EXERCISE GOAL: Provide a single number: the count of lines containing the string "Ostatní".

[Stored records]
+++++
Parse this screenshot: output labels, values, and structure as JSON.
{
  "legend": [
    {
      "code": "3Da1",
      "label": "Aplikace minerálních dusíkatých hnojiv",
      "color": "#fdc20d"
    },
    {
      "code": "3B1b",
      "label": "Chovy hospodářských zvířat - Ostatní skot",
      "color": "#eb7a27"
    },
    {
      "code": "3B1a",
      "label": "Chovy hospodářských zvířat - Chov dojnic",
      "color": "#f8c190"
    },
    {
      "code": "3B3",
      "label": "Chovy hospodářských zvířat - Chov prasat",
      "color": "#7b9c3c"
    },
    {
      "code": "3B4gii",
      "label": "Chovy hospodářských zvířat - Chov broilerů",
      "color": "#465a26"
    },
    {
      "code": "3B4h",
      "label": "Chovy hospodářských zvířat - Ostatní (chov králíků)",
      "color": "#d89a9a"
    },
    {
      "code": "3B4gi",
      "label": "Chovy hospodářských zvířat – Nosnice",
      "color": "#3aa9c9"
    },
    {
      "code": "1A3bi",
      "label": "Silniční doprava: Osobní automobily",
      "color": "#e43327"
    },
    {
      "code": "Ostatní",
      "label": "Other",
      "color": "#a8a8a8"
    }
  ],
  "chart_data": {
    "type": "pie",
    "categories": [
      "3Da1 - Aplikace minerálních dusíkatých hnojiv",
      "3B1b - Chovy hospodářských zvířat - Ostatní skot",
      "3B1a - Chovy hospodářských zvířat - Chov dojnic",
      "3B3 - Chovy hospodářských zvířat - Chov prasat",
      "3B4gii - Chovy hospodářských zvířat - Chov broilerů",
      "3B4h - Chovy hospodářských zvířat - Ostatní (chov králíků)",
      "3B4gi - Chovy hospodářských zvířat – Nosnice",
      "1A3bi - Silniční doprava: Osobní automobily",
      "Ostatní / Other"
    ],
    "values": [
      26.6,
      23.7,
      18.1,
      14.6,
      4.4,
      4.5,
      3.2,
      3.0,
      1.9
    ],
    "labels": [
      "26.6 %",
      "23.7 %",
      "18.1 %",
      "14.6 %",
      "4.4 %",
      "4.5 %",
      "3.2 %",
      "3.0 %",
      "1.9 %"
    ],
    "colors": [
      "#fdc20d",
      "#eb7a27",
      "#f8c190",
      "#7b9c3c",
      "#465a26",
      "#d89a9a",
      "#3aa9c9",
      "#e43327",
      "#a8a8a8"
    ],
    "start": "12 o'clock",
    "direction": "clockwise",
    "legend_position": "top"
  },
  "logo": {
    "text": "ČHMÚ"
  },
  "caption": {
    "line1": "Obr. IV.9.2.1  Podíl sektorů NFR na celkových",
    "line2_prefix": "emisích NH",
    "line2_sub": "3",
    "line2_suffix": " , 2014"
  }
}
+++++
RESULT BELOW: 6